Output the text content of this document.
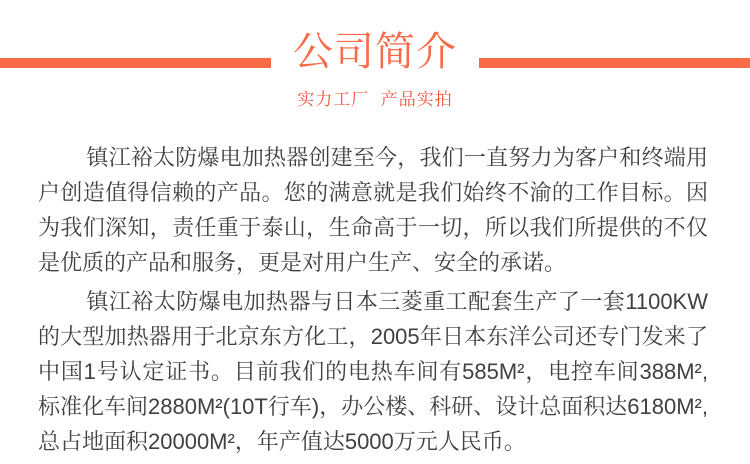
公司简介
实力工厂  产品实拍

镇江裕太防爆电加热器创建至今，我们一直努力为客户和终端用户创造值得信赖的产品。您的满意就是我们始终不渝的工作目标。因为我们深知，责任重于泰山，生命高于一切，所以我们所提供的不仅是优质的产品和服务，更是对用户生产、安全的承诺。

镇江裕太防爆电加热器与日本三菱重工配套生产了一套1100KW的大型加热器用于北京东方化工，2005年日本东洋公司还专门发来了中国1号认定证书。目前我们的电热车间有585M²，电控车间388M²,标准化车间2880M²(10T行车)，办公楼、科研、设计总面积达6180M²,总占地面积20000M²，年产值达5000万元人民币。
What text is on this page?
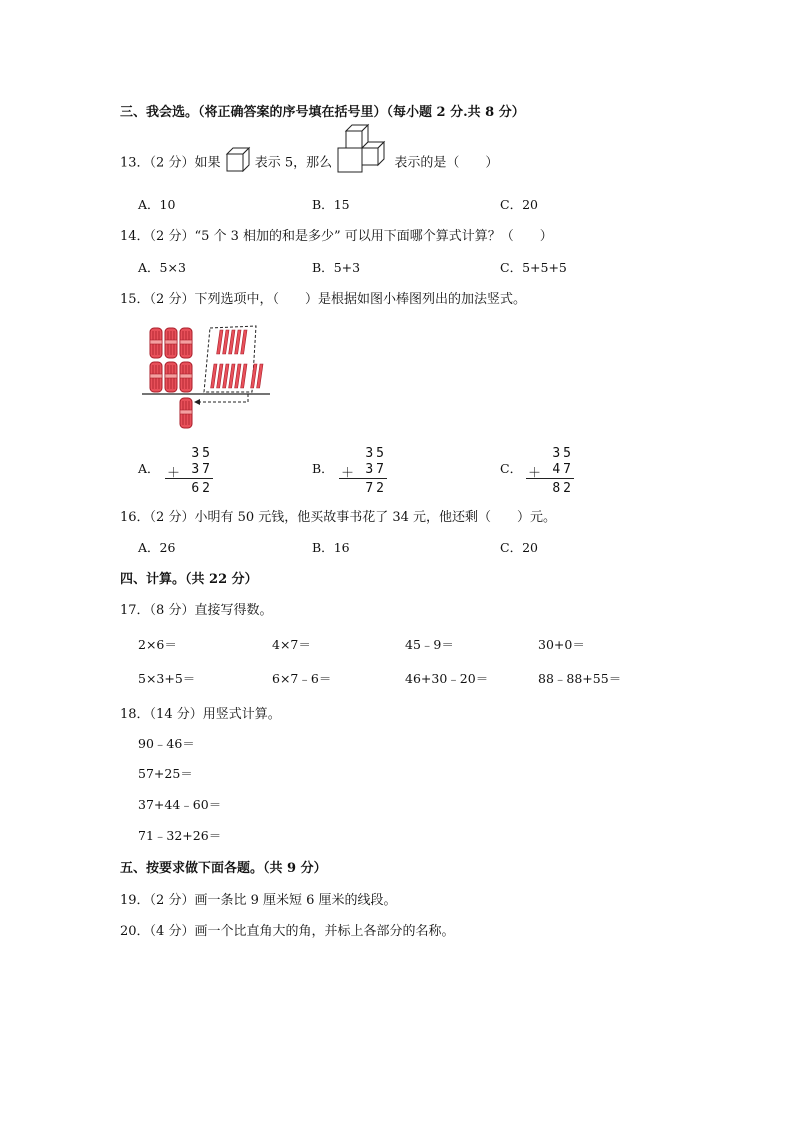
三、我会选。（将正确答案的序号填在括号里）（每小题 2 分.共 8 分）
13．（2 分）如果	表示 5，那么	表示的是（　　）
A．10	B．15	C．20
14．（2 分）“5 个 3 相加的和是多少” 可以用下面哪个算式计算？（　　）
A．5×3	B．5+3	C．5+5+5
15．（2 分）下列选项中，（　　）是根据如图小棒图列出的加法竖式。
A．
35
＋ 37
62
B．
35
＋ 37
72
C．
35
＋ 47
82
16．（2 分）小明有 50 元钱，他买故事书花了 34 元，他还剩（　　）元。
A．26	B．16	C．20
四、计算。（共 22 分）
17．（8 分）直接写得数。
2×6＝	4×7＝	45﹣9＝	30+0＝
5×3+5＝	6×7﹣6＝	46+30﹣20＝	88﹣88+55＝
18．（14 分）用竖式计算。
90﹣46＝
57+25＝
37+44﹣60＝
71﹣32+26＝
五、按要求做下面各题。（共 9 分）
19．（2 分）画一条比 9 厘米短 6 厘米的线段。
20．（4 分）画一个比直角大的角，并标上各部分的名称。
========================================================================
▶ STATED GOAL: Determine how many lines of the records above contain the word "this", and report only that number.

▶ COMPLETE ANSWER: 2